++++ Records

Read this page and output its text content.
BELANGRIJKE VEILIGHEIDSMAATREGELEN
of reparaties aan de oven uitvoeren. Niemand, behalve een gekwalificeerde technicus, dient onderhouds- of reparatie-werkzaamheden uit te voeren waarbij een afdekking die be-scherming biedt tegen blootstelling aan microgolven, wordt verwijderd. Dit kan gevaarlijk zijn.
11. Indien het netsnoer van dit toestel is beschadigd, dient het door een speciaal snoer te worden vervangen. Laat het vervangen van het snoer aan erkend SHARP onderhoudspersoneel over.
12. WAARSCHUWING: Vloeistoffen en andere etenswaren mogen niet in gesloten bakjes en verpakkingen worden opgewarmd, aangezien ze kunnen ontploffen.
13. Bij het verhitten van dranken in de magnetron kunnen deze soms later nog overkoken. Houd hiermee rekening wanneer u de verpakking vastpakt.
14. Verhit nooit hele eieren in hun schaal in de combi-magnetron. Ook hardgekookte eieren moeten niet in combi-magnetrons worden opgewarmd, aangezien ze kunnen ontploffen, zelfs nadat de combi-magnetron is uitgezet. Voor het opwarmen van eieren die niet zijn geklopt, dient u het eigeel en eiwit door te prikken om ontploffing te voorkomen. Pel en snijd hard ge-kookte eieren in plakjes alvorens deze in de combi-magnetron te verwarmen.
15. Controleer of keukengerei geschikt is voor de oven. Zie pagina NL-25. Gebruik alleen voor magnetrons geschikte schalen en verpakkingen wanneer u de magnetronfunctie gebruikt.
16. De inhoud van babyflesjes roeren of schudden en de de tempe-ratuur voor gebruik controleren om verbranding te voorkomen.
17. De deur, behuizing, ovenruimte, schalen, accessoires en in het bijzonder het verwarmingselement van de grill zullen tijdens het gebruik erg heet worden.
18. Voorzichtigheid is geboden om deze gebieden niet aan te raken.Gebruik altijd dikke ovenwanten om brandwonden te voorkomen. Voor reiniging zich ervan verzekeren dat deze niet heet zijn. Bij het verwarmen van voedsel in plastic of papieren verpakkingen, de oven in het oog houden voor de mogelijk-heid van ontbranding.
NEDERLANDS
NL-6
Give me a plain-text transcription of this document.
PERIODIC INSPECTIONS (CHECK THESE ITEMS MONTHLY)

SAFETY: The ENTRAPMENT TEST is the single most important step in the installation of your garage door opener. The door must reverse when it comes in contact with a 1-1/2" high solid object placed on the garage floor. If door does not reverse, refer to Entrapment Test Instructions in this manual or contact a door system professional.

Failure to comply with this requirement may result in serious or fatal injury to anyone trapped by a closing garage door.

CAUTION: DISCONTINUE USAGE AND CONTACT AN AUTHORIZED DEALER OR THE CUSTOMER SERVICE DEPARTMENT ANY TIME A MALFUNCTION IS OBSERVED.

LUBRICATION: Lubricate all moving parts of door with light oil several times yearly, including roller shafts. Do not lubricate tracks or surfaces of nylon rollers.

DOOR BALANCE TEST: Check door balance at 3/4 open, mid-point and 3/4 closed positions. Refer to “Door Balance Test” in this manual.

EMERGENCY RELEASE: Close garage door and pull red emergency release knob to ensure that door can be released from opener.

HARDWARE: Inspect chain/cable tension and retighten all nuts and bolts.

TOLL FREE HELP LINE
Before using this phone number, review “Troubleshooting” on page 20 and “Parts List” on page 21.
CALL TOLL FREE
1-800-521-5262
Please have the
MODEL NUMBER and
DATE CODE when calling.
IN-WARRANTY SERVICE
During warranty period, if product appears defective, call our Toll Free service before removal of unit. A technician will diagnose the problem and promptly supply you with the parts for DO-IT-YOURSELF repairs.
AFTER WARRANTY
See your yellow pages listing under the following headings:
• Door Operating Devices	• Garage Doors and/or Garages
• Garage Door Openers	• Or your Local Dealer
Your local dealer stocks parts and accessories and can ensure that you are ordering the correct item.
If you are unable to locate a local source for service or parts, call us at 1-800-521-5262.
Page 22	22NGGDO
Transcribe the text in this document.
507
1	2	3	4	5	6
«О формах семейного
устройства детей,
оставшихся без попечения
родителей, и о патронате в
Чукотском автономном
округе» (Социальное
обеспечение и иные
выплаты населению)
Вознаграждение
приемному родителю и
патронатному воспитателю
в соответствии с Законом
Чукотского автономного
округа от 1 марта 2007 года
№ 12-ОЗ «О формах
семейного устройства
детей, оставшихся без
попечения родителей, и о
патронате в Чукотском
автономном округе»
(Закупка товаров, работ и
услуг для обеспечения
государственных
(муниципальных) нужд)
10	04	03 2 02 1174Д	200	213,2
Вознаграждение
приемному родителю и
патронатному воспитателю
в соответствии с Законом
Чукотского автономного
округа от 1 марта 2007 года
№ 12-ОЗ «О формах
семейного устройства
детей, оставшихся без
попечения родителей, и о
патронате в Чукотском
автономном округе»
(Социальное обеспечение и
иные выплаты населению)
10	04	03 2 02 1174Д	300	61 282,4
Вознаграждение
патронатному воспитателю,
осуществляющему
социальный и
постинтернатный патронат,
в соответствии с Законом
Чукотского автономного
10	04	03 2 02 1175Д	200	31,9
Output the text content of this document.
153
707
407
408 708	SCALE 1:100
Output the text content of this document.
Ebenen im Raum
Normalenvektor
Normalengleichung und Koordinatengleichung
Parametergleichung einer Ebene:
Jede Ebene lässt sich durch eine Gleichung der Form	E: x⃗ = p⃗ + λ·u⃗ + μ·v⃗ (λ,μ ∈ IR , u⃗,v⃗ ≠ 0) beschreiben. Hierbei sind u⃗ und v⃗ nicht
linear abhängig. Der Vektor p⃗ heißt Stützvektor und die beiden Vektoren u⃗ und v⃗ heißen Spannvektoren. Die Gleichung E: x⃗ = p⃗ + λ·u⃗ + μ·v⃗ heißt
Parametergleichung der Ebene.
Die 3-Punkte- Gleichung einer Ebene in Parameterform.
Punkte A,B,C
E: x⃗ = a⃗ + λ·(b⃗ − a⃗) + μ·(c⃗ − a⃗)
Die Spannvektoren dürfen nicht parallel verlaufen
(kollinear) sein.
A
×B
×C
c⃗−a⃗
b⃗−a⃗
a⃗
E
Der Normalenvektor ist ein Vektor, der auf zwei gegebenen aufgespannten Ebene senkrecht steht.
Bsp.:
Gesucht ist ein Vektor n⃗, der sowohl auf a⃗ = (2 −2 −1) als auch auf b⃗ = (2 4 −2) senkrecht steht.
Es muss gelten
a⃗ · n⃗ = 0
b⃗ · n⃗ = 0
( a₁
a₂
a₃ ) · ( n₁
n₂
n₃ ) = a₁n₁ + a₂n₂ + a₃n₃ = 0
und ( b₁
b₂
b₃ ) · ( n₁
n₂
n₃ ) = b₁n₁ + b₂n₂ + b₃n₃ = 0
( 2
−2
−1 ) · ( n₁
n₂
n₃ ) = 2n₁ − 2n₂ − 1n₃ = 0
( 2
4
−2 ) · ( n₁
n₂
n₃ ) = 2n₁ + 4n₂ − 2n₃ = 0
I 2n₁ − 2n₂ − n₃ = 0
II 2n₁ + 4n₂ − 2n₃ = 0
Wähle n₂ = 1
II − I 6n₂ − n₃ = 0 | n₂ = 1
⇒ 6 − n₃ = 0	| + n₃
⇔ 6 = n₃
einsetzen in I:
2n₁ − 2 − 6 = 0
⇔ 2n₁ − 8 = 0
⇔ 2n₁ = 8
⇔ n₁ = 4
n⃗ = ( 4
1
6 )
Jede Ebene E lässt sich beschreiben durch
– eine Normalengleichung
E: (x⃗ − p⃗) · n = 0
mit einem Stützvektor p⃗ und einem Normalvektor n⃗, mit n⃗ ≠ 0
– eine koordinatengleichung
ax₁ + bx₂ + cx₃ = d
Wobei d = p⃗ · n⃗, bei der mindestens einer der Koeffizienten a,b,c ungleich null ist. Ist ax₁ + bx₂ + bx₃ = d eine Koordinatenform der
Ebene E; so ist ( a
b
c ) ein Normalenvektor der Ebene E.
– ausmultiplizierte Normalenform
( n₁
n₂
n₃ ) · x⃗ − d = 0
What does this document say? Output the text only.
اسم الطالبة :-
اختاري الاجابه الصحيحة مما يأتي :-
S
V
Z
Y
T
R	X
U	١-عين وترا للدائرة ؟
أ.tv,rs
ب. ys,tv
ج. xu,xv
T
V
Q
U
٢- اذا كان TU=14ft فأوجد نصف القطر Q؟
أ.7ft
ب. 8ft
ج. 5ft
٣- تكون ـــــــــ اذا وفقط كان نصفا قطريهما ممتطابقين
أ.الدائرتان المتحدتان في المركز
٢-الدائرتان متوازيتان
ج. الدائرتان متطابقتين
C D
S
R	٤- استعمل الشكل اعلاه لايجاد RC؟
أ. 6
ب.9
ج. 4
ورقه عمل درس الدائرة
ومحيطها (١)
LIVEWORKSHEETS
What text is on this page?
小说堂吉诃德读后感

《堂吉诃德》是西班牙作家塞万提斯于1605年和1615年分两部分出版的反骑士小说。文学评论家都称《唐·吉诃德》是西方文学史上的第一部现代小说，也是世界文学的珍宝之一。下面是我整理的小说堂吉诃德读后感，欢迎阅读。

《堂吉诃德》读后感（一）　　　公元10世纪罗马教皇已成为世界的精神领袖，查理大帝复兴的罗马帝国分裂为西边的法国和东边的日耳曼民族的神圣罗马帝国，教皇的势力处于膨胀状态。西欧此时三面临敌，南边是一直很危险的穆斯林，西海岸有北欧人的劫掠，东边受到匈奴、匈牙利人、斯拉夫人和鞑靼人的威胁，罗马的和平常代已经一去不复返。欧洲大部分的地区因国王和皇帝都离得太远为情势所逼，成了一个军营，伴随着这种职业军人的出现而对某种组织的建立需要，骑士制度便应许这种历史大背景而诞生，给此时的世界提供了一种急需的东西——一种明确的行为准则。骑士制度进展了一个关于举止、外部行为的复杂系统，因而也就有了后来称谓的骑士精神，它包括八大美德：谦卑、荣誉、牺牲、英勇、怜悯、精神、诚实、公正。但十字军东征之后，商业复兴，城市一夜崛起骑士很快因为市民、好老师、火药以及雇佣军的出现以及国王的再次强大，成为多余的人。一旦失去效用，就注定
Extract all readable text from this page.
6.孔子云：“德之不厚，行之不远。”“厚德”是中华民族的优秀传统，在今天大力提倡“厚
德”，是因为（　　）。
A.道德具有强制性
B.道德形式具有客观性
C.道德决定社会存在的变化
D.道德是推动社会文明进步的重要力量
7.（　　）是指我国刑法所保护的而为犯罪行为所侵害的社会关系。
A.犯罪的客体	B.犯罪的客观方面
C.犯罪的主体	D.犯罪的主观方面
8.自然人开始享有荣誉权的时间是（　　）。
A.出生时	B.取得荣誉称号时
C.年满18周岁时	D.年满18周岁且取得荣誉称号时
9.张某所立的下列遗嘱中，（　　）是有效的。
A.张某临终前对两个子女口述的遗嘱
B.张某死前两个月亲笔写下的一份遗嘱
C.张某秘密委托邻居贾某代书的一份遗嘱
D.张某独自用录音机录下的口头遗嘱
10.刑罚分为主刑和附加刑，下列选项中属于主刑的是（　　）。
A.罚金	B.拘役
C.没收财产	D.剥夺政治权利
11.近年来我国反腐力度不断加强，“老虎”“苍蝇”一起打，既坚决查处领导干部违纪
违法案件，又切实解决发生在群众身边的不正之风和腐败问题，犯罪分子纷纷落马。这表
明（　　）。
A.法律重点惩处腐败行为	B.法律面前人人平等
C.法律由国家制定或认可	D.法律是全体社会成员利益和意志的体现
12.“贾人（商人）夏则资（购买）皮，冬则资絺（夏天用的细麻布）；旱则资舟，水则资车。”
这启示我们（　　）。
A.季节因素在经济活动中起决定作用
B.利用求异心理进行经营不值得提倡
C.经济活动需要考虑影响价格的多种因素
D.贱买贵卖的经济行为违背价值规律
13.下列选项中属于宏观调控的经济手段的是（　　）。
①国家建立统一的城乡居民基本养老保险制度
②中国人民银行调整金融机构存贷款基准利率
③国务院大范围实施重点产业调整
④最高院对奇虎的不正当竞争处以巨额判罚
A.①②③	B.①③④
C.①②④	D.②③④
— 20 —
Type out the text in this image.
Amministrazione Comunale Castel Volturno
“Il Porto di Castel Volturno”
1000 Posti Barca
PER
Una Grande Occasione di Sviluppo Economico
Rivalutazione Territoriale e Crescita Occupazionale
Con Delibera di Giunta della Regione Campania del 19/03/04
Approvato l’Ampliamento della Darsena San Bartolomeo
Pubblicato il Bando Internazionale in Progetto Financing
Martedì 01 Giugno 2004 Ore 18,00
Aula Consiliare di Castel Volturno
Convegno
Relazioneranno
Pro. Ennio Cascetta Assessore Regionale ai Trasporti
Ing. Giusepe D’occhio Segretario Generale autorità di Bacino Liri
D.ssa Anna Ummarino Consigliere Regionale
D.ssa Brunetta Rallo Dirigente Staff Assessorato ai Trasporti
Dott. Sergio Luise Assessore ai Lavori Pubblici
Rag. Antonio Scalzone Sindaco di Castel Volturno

++++++++

§ **Job**: For the string "Volturno", count the lines of the entries above that include it; answer with the number only.

§ **The result**: 4